**Task**
Make an exact copy of the records, with the pictures left out.

**Data for processing**
:::::

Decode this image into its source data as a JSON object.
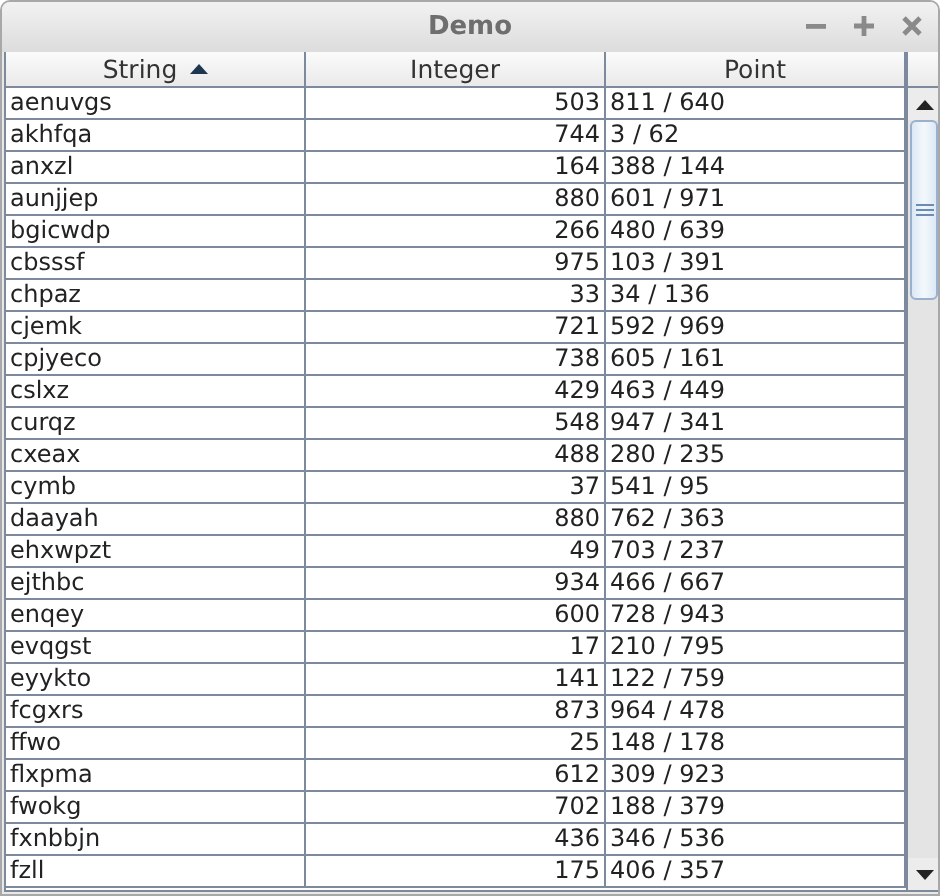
{
  "window": {
    "title": "Demo"
  },
  "table": {
    "columns": [
      {
        "label": "String",
        "sorted": true,
        "numeric": false
      },
      {
        "label": "Integer",
        "sorted": false,
        "numeric": true
      },
      {
        "label": "Point",
        "sorted": false,
        "numeric": false
      }
    ],
    "rows": [
      [
        "aenuvgs",
        "503",
        "811 / 640"
      ],
      [
        "akhfqa",
        "744",
        "3 / 62"
      ],
      [
        "anxzl",
        "164",
        "388 / 144"
      ],
      [
        "aunjjep",
        "880",
        "601 / 971"
      ],
      [
        "bgicwdp",
        "266",
        "480 / 639"
      ],
      [
        "cbsssf",
        "975",
        "103 / 391"
      ],
      [
        "chpaz",
        "33",
        "34 / 136"
      ],
      [
        "cjemk",
        "721",
        "592 / 969"
      ],
      [
        "cpjyeco",
        "738",
        "605 / 161"
      ],
      [
        "cslxz",
        "429",
        "463 / 449"
      ],
      [
        "curqz",
        "548",
        "947 / 341"
      ],
      [
        "cxeax",
        "488",
        "280 / 235"
      ],
      [
        "cymb",
        "37",
        "541 / 95"
      ],
      [
        "daayah",
        "880",
        "762 / 363"
      ],
      [
        "ehxwpzt",
        "49",
        "703 / 237"
      ],
      [
        "ejthbc",
        "934",
        "466 / 667"
      ],
      [
        "enqey",
        "600",
        "728 / 943"
      ],
      [
        "evqgst",
        "17",
        "210 / 795"
      ],
      [
        "eyykto",
        "141",
        "122 / 759"
      ],
      [
        "fcgxrs",
        "873",
        "964 / 478"
      ],
      [
        "ffwo",
        "25",
        "148 / 178"
      ],
      [
        "flxpma",
        "612",
        "309 / 923"
      ],
      [
        "fwokg",
        "702",
        "188 / 379"
      ],
      [
        "fxnbbjn",
        "436",
        "346 / 536"
      ],
      [
        "fzll",
        "175",
        "406 / 357"
      ]
    ]
  }
}
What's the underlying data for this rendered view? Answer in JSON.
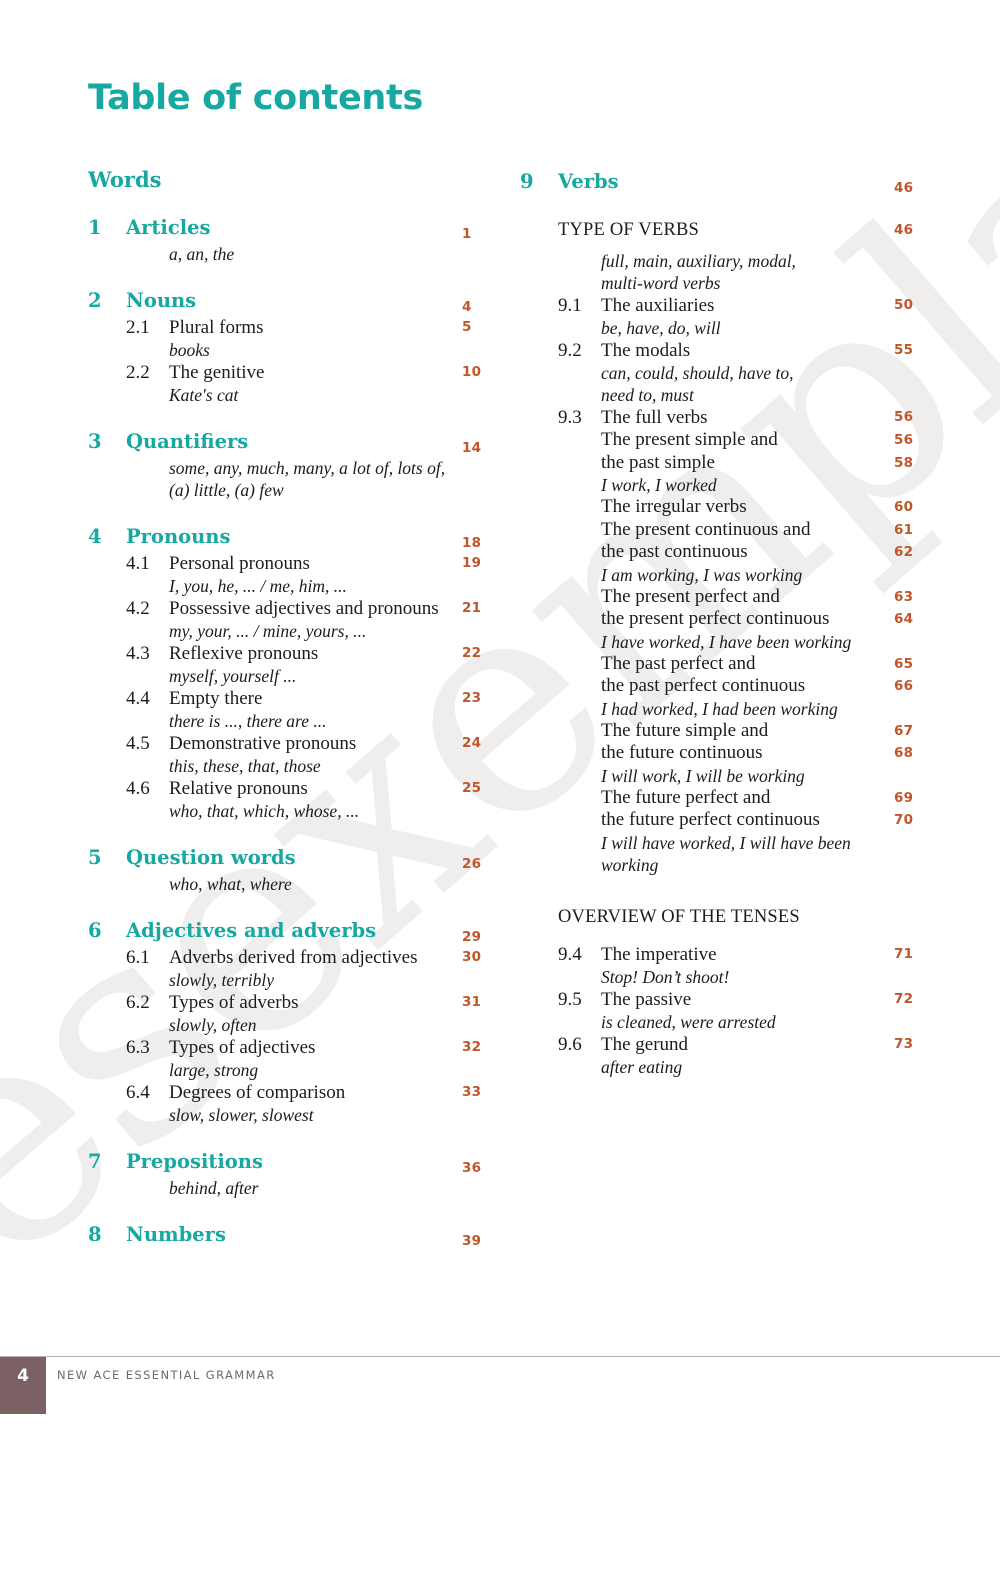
{
  "document": {
    "title": "Table of contents",
    "watermark": "Leesexemplaar"
  },
  "colors": {
    "teal": "#17a8a2",
    "orange": "#c0562a",
    "footer_badge": "#7c6063",
    "watermark": "#f0eeec"
  },
  "left_column": {
    "part_heading": "Words",
    "chapters": [
      {
        "num": "1",
        "title": "Articles",
        "page": "1",
        "example": "a, an, the",
        "subs": []
      },
      {
        "num": "2",
        "title": "Nouns",
        "page": "4",
        "subs": [
          {
            "num": "2.1",
            "title": "Plural forms",
            "page": "5",
            "example": "books"
          },
          {
            "num": "2.2",
            "title": "The genitive",
            "page": "10",
            "example": "Kate's cat"
          }
        ]
      },
      {
        "num": "3",
        "title": "Quantifiers",
        "page": "14",
        "example_lines": [
          "some, any, much, many, a lot of, lots of,",
          "(a) little, (a) few"
        ],
        "subs": []
      },
      {
        "num": "4",
        "title": "Pronouns",
        "page": "18",
        "subs": [
          {
            "num": "4.1",
            "title": "Personal pronouns",
            "page": "19",
            "example": "I, you, he, ... / me, him, ..."
          },
          {
            "num": "4.2",
            "title": "Possessive adjectives and pronouns",
            "page": "21",
            "example": "my, your, ... / mine, yours, ..."
          },
          {
            "num": "4.3",
            "title": "Reflexive pronouns",
            "page": "22",
            "example": "myself, yourself ..."
          },
          {
            "num": "4.4",
            "title": "Empty there",
            "page": "23",
            "example": "there is ..., there are ..."
          },
          {
            "num": "4.5",
            "title": "Demonstrative pronouns",
            "page": "24",
            "example": "this, these, that, those"
          },
          {
            "num": "4.6",
            "title": "Relative pronouns",
            "page": "25",
            "example": "who, that, which, whose, ..."
          }
        ]
      },
      {
        "num": "5",
        "title": "Question words",
        "page": "26",
        "example": "who, what, where",
        "subs": []
      },
      {
        "num": "6",
        "title": "Adjectives and adverbs",
        "page": "29",
        "subs": [
          {
            "num": "6.1",
            "title": "Adverbs derived from adjectives",
            "page": "30",
            "example": "slowly, terribly"
          },
          {
            "num": "6.2",
            "title": "Types of adverbs",
            "page": "31",
            "example": "slowly, often"
          },
          {
            "num": "6.3",
            "title": "Types of adjectives",
            "page": "32",
            "example": "large, strong"
          },
          {
            "num": "6.4",
            "title": "Degrees of comparison",
            "page": "33",
            "example": "slow, slower, slowest"
          }
        ]
      },
      {
        "num": "7",
        "title": "Prepositions",
        "page": "36",
        "example": "behind, after",
        "subs": []
      },
      {
        "num": "8",
        "title": "Numbers",
        "page": "39",
        "subs": []
      }
    ]
  },
  "right_column": {
    "chapter": {
      "num": "9",
      "title": "Verbs",
      "page": "46"
    },
    "section_type_of_verbs": {
      "header": "TYPE OF VERBS",
      "header_page": "46",
      "example_lines": [
        "full, main, auxiliary, modal,",
        "multi-word verbs"
      ],
      "subs": [
        {
          "num": "9.1",
          "title": "The auxiliaries",
          "page": "50",
          "example": "be, have, do, will"
        },
        {
          "num": "9.2",
          "title": "The modals",
          "page": "55",
          "example_lines": [
            "can, could, should, have to,",
            "need to, must"
          ]
        },
        {
          "num": "9.3",
          "title": "The full verbs",
          "page": "56",
          "entries": [
            {
              "lines": [
                {
                  "text": "The present simple and",
                  "page": "56"
                },
                {
                  "text": "the past simple",
                  "page": "58"
                }
              ],
              "example": "I work, I worked"
            },
            {
              "lines": [
                {
                  "text": "The irregular verbs",
                  "page": "60"
                }
              ]
            },
            {
              "lines": [
                {
                  "text": "The present continuous and",
                  "page": "61"
                },
                {
                  "text": "the past continuous",
                  "page": "62"
                }
              ],
              "example": "I am working, I was working"
            },
            {
              "lines": [
                {
                  "text": "The present perfect and",
                  "page": "63"
                },
                {
                  "text": "the present perfect continuous",
                  "page": "64"
                }
              ],
              "example": "I have worked, I have been working"
            },
            {
              "lines": [
                {
                  "text": "The past perfect and",
                  "page": "65"
                },
                {
                  "text": "the past perfect continuous",
                  "page": "66"
                }
              ],
              "example": "I had worked, I had been working"
            },
            {
              "lines": [
                {
                  "text": "The future simple and",
                  "page": "67"
                },
                {
                  "text": "the future continuous",
                  "page": "68"
                }
              ],
              "example": "I will work, I will be working"
            },
            {
              "lines": [
                {
                  "text": "The future perfect and",
                  "page": "69"
                },
                {
                  "text": "the future perfect continuous",
                  "page": "70"
                }
              ],
              "example_lines": [
                "I will have worked, I will have been",
                "working"
              ]
            }
          ]
        }
      ]
    },
    "section_overview": {
      "header": "OVERVIEW OF THE TENSES",
      "subs": [
        {
          "num": "9.4",
          "title": "The imperative",
          "page": "71",
          "example": "Stop! Don’t shoot!"
        },
        {
          "num": "9.5",
          "title": "The passive",
          "page": "72",
          "example": "is cleaned, were arrested"
        },
        {
          "num": "9.6",
          "title": "The gerund",
          "page": "73",
          "example": "after eating"
        }
      ]
    }
  },
  "footer": {
    "page_number": "4",
    "book_title": "NEW ACE ESSENTIAL GRAMMAR"
  }
}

:::::

**Solution to this exercise**
Decode this image into its source data as a JSON object.
{
  "window": {
    "title": "Demo"
  },
  "table": {
    "columns": [
      {
        "label": "String",
        "sorted": true,
        "numeric": false
      },
      {
        "label": "Integer",
        "sorted": false,
        "numeric": true
      },
      {
        "label": "Point",
        "sorted": false,
        "numeric": false
      }
    ],
    "rows": [
      [
        "aenuvgs",
        "503",
        "811 / 640"
      ],
      [
        "akhfqa",
        "744",
        "3 / 62"
      ],
      [
        "anxzl",
        "164",
        "388 / 144"
      ],
      [
        "aunjjep",
        "880",
        "601 / 971"
      ],
      [
        "bgicwdp",
        "266",
        "480 / 639"
      ],
      [
        "cbsssf",
        "975",
        "103 / 391"
      ],
      [
        "chpaz",
        "33",
        "34 / 136"
      ],
      [
        "cjemk",
        "721",
        "592 / 969"
      ],
      [
        "cpjyeco",
        "738",
        "605 / 161"
      ],
      [
        "cslxz",
        "429",
        "463 / 449"
      ],
      [
        "curqz",
        "548",
        "947 / 341"
      ],
      [
        "cxeax",
        "488",
        "280 / 235"
      ],
      [
        "cymb",
        "37",
        "541 / 95"
      ],
      [
        "daayah",
        "880",
        "762 / 363"
      ],
      [
        "ehxwpzt",
        "49",
        "703 / 237"
      ],
      [
        "ejthbc",
        "934",
        "466 / 667"
      ],
      [
        "enqey",
        "600",
        "728 / 943"
      ],
      [
        "evqgst",
        "17",
        "210 / 795"
      ],
      [
        "eyykto",
        "141",
        "122 / 759"
      ],
      [
        "fcgxrs",
        "873",
        "964 / 478"
      ],
      [
        "ffwo",
        "25",
        "148 / 178"
      ],
      [
        "flxpma",
        "612",
        "309 / 923"
      ],
      [
        "fwokg",
        "702",
        "188 / 379"
      ],
      [
        "fxnbbjn",
        "436",
        "346 / 536"
      ],
      [
        "fzll",
        "175",
        "406 / 357"
      ]
    ]
  }
}
What's the underlying data for this rendered view? Answer in JSON.
{
  "document": {
    "title": "Table of contents",
    "watermark": "Leesexemplaar"
  },
  "colors": {
    "teal": "#17a8a2",
    "orange": "#c0562a",
    "footer_badge": "#7c6063",
    "watermark": "#f0eeec"
  },
  "left_column": {
    "part_heading": "Words",
    "chapters": [
      {
        "num": "1",
        "title": "Articles",
        "page": "1",
        "example": "a, an, the",
        "subs": []
      },
      {
        "num": "2",
        "title": "Nouns",
        "page": "4",
        "subs": [
          {
            "num": "2.1",
            "title": "Plural forms",
            "page": "5",
            "example": "books"
          },
          {
            "num": "2.2",
            "title": "The genitive",
            "page": "10",
            "example": "Kate's cat"
          }
        ]
      },
      {
        "num": "3",
        "title": "Quantifiers",
        "page": "14",
        "example_lines": [
          "some, any, much, many, a lot of, lots of,",
          "(a) little, (a) few"
        ],
        "subs": []
      },
      {
        "num": "4",
        "title": "Pronouns",
        "page": "18",
        "subs": [
          {
            "num": "4.1",
            "title": "Personal pronouns",
            "page": "19",
            "example": "I, you, he, ... / me, him, ..."
          },
          {
            "num": "4.2",
            "title": "Possessive adjectives and pronouns",
            "page": "21",
            "example": "my, your, ... / mine, yours, ..."
          },
          {
            "num": "4.3",
            "title": "Reflexive pronouns",
            "page": "22",
            "example": "myself, yourself ..."
          },
          {
            "num": "4.4",
            "title": "Empty there",
            "page": "23",
            "example": "there is ..., there are ..."
          },
          {
            "num": "4.5",
            "title": "Demonstrative pronouns",
            "page": "24",
            "example": "this, these, that, those"
          },
          {
            "num": "4.6",
            "title": "Relative pronouns",
            "page": "25",
            "example": "who, that, which, whose, ..."
          }
        ]
      },
      {
        "num": "5",
        "title": "Question words",
        "page": "26",
        "example": "who, what, where",
        "subs": []
      },
      {
        "num": "6",
        "title": "Adjectives and adverbs",
        "page": "29",
        "subs": [
          {
            "num": "6.1",
            "title": "Adverbs derived from adjectives",
            "page": "30",
            "example": "slowly, terribly"
          },
          {
            "num": "6.2",
            "title": "Types of adverbs",
            "page": "31",
            "example": "slowly, often"
          },
          {
            "num": "6.3",
            "title": "Types of adjectives",
            "page": "32",
            "example": "large, strong"
          },
          {
            "num": "6.4",
            "title": "Degrees of comparison",
            "page": "33",
            "example": "slow, slower, slowest"
          }
        ]
      },
      {
        "num": "7",
        "title": "Prepositions",
        "page": "36",
        "example": "behind, after",
        "subs": []
      },
      {
        "num": "8",
        "title": "Numbers",
        "page": "39",
        "subs": []
      }
    ]
  },
  "right_column": {
    "chapter": {
      "num": "9",
      "title": "Verbs",
      "page": "46"
    },
    "section_type_of_verbs": {
      "header": "TYPE OF VERBS",
      "header_page": "46",
      "example_lines": [
        "full, main, auxiliary, modal,",
        "multi-word verbs"
      ],
      "subs": [
        {
          "num": "9.1",
          "title": "The auxiliaries",
          "page": "50",
          "example": "be, have, do, will"
        },
        {
          "num": "9.2",
          "title": "The modals",
          "page": "55",
          "example_lines": [
            "can, could, should, have to,",
            "need to, must"
          ]
        },
        {
          "num": "9.3",
          "title": "The full verbs",
          "page": "56",
          "entries": [
            {
              "lines": [
                {
                  "text": "The present simple and",
                  "page": "56"
                },
                {
                  "text": "the past simple",
                  "page": "58"
                }
              ],
              "example": "I work, I worked"
            },
            {
              "lines": [
                {
                  "text": "The irregular verbs",
                  "page": "60"
                }
              ]
            },
            {
              "lines": [
                {
                  "text": "The present continuous and",
                  "page": "61"
                },
                {
                  "text": "the past continuous",
                  "page": "62"
                }
              ],
              "example": "I am working, I was working"
            },
            {
              "lines": [
                {
                  "text": "The present perfect and",
                  "page": "63"
                },
                {
                  "text": "the present perfect continuous",
                  "page": "64"
                }
              ],
              "example": "I have worked, I have been working"
            },
            {
              "lines": [
                {
                  "text": "The past perfect and",
                  "page": "65"
                },
                {
                  "text": "the past perfect continuous",
                  "page": "66"
                }
              ],
              "example": "I had worked, I had been working"
            },
            {
              "lines": [
                {
                  "text": "The future simple and",
                  "page": "67"
                },
                {
                  "text": "the future continuous",
                  "page": "68"
                }
              ],
              "example": "I will work, I will be working"
            },
            {
              "lines": [
                {
                  "text": "The future perfect and",
                  "page": "69"
                },
                {
                  "text": "the future perfect continuous",
                  "page": "70"
                }
              ],
              "example_lines": [
                "I will have worked, I will have been",
                "working"
              ]
            }
          ]
        }
      ]
    },
    "section_overview": {
      "header": "OVERVIEW OF THE TENSES",
      "subs": [
        {
          "num": "9.4",
          "title": "The imperative",
          "page": "71",
          "example": "Stop! Don’t shoot!"
        },
        {
          "num": "9.5",
          "title": "The passive",
          "page": "72",
          "example": "is cleaned, were arrested"
        },
        {
          "num": "9.6",
          "title": "The gerund",
          "page": "73",
          "example": "after eating"
        }
      ]
    }
  },
  "footer": {
    "page_number": "4",
    "book_title": "NEW ACE ESSENTIAL GRAMMAR"
  }
}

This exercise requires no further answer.